» GOAL
Restate, word for word, every line of the data.

•••

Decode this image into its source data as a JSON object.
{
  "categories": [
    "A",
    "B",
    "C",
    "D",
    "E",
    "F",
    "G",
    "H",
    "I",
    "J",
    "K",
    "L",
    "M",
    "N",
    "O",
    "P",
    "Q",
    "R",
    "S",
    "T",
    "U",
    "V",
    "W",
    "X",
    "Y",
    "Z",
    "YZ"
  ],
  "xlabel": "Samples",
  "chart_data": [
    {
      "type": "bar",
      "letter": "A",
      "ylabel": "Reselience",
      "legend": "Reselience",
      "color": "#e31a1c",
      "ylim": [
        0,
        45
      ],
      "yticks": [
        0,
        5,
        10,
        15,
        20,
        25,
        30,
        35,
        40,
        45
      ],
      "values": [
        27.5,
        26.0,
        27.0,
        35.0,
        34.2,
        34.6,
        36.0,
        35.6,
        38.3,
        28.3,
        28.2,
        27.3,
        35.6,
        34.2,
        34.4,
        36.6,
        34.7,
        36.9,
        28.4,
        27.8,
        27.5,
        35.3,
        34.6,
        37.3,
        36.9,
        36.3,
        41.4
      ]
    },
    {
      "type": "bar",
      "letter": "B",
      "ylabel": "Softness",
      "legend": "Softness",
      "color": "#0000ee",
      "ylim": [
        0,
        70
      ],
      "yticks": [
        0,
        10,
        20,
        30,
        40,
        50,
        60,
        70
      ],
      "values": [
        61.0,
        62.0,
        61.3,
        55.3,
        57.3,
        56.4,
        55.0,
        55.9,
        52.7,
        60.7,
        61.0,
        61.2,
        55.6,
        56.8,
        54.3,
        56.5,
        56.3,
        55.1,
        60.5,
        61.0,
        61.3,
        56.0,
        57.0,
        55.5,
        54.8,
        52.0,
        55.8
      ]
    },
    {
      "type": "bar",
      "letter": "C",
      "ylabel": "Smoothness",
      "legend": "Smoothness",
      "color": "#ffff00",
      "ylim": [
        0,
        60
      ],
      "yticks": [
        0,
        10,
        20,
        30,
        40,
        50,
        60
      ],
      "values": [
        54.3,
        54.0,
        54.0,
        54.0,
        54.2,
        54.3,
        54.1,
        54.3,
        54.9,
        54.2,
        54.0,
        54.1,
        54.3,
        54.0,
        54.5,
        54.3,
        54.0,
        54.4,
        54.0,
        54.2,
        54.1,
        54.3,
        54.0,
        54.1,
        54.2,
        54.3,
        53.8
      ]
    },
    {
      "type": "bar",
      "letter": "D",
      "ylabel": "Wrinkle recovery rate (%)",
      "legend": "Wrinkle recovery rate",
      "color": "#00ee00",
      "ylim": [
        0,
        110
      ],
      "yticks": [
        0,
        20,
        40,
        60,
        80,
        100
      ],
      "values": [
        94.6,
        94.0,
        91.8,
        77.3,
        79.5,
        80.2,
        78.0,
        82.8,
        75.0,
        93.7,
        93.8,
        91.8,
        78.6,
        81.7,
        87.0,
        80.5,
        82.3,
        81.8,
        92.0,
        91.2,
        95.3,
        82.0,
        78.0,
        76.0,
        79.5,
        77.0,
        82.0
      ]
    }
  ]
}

•••

» EXERCISE ANSWER
Decode this image into its source data as a JSON object.
{
  "categories": [
    "A",
    "B",
    "C",
    "D",
    "E",
    "F",
    "G",
    "H",
    "I",
    "J",
    "K",
    "L",
    "M",
    "N",
    "O",
    "P",
    "Q",
    "R",
    "S",
    "T",
    "U",
    "V",
    "W",
    "X",
    "Y",
    "Z",
    "YZ"
  ],
  "xlabel": "Samples",
  "chart_data": [
    {
      "type": "bar",
      "letter": "A",
      "ylabel": "Reselience",
      "legend": "Reselience",
      "color": "#e31a1c",
      "ylim": [
        0,
        45
      ],
      "yticks": [
        0,
        5,
        10,
        15,
        20,
        25,
        30,
        35,
        40,
        45
      ],
      "values": [
        27.5,
        26.0,
        27.0,
        35.0,
        34.2,
        34.6,
        36.0,
        35.6,
        38.3,
        28.3,
        28.2,
        27.3,
        35.6,
        34.2,
        34.4,
        36.6,
        34.7,
        36.9,
        28.4,
        27.8,
        27.5,
        35.3,
        34.6,
        37.3,
        36.9,
        36.3,
        41.4
      ]
    },
    {
      "type": "bar",
      "letter": "B",
      "ylabel": "Softness",
      "legend": "Softness",
      "color": "#0000ee",
      "ylim": [
        0,
        70
      ],
      "yticks": [
        0,
        10,
        20,
        30,
        40,
        50,
        60,
        70
      ],
      "values": [
        61.0,
        62.0,
        61.3,
        55.3,
        57.3,
        56.4,
        55.0,
        55.9,
        52.7,
        60.7,
        61.0,
        61.2,
        55.6,
        56.8,
        54.3,
        56.5,
        56.3,
        55.1,
        60.5,
        61.0,
        61.3,
        56.0,
        57.0,
        55.5,
        54.8,
        52.0,
        55.8
      ]
    },
    {
      "type": "bar",
      "letter": "C",
      "ylabel": "Smoothness",
      "legend": "Smoothness",
      "color": "#ffff00",
      "ylim": [
        0,
        60
      ],
      "yticks": [
        0,
        10,
        20,
        30,
        40,
        50,
        60
      ],
      "values": [
        54.3,
        54.0,
        54.0,
        54.0,
        54.2,
        54.3,
        54.1,
        54.3,
        54.9,
        54.2,
        54.0,
        54.1,
        54.3,
        54.0,
        54.5,
        54.3,
        54.0,
        54.4,
        54.0,
        54.2,
        54.1,
        54.3,
        54.0,
        54.1,
        54.2,
        54.3,
        53.8
      ]
    },
    {
      "type": "bar",
      "letter": "D",
      "ylabel": "Wrinkle recovery rate (%)",
      "legend": "Wrinkle recovery rate",
      "color": "#00ee00",
      "ylim": [
        0,
        110
      ],
      "yticks": [
        0,
        20,
        40,
        60,
        80,
        100
      ],
      "values": [
        94.6,
        94.0,
        91.8,
        77.3,
        79.5,
        80.2,
        78.0,
        82.8,
        75.0,
        93.7,
        93.8,
        91.8,
        78.6,
        81.7,
        87.0,
        80.5,
        82.3,
        81.8,
        92.0,
        91.2,
        95.3,
        82.0,
        78.0,
        76.0,
        79.5,
        77.0,
        82.0
      ]
    }
  ]
}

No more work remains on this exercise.